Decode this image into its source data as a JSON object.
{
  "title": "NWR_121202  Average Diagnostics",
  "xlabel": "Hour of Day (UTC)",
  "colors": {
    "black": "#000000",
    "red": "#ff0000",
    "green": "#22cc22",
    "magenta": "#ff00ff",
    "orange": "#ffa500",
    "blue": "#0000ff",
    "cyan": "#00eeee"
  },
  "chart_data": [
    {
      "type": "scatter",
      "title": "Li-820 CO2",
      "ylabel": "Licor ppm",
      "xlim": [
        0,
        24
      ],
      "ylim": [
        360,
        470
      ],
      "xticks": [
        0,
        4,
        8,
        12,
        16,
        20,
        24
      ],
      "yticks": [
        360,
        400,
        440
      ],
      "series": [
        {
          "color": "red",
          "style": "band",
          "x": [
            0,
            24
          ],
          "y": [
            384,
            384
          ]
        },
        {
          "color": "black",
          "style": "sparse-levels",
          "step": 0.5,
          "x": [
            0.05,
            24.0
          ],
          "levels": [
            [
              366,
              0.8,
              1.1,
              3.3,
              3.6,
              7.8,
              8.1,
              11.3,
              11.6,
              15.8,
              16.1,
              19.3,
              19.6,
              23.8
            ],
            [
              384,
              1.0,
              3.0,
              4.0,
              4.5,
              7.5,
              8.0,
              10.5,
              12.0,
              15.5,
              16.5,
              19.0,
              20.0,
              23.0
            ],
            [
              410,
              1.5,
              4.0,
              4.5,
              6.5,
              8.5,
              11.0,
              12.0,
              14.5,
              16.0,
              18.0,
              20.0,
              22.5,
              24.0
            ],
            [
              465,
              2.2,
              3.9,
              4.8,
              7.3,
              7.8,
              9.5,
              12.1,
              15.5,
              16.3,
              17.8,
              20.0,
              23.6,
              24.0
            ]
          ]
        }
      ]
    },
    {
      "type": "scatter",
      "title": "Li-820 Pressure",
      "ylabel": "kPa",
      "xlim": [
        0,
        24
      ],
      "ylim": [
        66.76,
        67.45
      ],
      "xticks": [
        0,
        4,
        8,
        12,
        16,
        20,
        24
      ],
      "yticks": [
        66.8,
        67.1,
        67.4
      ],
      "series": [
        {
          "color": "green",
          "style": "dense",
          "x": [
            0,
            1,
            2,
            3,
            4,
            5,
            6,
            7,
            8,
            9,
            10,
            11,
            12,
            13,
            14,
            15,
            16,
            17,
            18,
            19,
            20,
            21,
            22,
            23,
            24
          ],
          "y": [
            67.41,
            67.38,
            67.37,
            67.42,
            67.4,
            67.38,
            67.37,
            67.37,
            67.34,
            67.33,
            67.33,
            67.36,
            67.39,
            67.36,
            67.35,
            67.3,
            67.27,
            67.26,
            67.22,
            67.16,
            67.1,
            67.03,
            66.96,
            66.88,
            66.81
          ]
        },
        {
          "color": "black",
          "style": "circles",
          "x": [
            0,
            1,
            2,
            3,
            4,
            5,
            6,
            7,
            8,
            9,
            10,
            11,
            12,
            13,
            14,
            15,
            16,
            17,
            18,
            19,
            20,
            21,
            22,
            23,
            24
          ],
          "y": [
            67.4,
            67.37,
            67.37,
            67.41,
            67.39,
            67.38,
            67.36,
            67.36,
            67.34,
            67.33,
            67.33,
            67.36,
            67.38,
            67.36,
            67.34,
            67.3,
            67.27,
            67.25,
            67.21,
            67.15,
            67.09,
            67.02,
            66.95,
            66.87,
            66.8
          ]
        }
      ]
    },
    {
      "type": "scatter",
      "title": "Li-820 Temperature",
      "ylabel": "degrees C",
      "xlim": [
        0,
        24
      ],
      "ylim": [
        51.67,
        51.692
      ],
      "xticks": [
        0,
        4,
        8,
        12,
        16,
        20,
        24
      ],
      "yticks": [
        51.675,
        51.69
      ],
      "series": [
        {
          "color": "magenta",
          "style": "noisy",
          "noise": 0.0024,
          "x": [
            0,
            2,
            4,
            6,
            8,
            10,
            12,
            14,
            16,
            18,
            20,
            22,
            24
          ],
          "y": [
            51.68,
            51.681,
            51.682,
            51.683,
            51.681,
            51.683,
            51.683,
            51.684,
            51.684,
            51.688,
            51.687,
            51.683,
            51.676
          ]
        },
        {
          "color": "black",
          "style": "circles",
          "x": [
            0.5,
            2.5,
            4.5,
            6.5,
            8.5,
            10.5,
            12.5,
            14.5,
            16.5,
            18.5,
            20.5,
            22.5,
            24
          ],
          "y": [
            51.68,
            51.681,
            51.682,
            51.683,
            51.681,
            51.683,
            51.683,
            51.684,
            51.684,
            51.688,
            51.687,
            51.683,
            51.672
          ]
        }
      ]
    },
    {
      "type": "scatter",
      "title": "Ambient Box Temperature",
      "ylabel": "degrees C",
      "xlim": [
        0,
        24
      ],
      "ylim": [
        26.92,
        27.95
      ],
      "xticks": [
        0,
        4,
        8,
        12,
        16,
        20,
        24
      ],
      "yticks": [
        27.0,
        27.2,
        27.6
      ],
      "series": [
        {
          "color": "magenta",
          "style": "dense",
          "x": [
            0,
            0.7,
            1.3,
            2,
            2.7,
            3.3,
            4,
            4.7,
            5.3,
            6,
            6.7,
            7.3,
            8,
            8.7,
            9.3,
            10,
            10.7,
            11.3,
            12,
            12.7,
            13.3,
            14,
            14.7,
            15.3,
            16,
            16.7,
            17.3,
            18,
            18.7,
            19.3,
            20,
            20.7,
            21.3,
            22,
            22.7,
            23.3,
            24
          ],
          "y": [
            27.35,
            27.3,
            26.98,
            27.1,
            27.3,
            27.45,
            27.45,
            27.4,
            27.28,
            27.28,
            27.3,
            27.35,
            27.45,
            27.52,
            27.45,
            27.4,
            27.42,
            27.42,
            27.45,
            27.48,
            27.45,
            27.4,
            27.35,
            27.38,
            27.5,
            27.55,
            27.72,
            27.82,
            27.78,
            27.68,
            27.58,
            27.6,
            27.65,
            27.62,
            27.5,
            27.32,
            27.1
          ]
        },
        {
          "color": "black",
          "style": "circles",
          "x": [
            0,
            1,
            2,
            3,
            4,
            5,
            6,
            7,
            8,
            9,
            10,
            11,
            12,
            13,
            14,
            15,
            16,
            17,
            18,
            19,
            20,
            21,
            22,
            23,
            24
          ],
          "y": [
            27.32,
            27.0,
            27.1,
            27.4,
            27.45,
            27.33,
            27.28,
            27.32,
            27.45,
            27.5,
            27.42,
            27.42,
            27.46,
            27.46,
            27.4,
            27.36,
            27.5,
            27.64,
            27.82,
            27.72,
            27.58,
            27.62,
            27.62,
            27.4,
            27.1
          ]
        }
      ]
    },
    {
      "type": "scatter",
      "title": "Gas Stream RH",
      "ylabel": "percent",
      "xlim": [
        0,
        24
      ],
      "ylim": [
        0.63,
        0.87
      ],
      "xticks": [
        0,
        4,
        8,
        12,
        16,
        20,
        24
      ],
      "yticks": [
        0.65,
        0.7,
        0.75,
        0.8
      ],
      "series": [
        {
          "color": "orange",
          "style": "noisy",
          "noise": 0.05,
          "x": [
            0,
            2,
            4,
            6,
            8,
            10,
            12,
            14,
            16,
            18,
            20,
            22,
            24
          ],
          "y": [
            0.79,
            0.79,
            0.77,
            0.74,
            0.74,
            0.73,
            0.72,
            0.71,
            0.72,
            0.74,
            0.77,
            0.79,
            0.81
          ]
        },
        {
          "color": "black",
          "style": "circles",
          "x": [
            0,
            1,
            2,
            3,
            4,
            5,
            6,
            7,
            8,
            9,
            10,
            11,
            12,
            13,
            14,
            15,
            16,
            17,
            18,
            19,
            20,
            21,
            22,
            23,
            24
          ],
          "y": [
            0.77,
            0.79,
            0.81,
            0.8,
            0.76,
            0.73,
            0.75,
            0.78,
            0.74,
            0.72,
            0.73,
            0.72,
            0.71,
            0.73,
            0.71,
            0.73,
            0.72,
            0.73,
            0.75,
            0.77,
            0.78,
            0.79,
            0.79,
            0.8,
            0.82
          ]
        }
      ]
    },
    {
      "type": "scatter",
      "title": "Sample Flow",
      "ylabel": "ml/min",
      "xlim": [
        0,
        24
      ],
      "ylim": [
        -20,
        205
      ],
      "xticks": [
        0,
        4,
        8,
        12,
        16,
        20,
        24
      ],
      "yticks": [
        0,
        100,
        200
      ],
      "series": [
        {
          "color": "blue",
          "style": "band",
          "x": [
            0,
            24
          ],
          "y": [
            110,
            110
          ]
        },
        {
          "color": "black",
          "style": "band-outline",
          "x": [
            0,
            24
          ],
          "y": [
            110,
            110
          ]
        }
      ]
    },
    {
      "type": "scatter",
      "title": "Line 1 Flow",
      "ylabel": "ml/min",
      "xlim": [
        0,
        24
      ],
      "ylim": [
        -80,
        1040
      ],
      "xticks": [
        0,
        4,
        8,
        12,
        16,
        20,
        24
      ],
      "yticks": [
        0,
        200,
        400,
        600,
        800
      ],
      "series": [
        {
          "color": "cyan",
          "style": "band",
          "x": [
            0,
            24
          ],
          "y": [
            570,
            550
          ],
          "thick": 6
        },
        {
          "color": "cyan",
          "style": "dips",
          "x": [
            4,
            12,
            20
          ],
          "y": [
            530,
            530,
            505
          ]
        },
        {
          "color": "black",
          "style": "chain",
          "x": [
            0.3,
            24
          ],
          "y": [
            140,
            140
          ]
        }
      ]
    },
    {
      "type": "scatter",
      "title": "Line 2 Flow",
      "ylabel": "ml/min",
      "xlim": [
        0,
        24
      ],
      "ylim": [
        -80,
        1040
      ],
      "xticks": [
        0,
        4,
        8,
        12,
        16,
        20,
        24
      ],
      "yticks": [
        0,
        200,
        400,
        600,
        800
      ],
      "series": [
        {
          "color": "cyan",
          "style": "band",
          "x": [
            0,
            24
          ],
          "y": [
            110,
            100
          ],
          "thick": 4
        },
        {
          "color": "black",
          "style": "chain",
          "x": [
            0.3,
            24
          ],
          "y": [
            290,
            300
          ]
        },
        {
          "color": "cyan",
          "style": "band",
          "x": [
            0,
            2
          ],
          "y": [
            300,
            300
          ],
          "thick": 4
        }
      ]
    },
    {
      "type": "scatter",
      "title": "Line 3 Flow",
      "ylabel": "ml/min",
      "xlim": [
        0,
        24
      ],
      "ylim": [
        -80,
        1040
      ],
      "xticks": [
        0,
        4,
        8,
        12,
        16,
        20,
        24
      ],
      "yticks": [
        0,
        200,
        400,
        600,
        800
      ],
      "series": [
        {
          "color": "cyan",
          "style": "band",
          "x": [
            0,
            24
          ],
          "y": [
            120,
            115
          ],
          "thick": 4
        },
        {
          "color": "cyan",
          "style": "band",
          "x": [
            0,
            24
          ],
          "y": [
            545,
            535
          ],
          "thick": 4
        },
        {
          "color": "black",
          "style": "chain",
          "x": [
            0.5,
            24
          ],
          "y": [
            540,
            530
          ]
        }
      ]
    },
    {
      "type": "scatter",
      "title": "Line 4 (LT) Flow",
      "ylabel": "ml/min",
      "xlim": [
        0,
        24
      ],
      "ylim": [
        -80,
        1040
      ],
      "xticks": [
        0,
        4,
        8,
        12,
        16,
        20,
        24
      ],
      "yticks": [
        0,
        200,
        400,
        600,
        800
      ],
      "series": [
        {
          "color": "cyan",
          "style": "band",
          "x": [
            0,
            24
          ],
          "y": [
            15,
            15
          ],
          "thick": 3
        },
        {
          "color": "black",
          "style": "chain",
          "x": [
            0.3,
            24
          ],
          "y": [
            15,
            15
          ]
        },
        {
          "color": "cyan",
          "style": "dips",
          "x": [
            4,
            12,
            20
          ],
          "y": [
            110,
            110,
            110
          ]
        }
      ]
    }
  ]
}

* _TASK TO CARRY OUT_: Answer with one number only: how many lines above contain the word "Temperature".

* _THE RESPONSE_: 2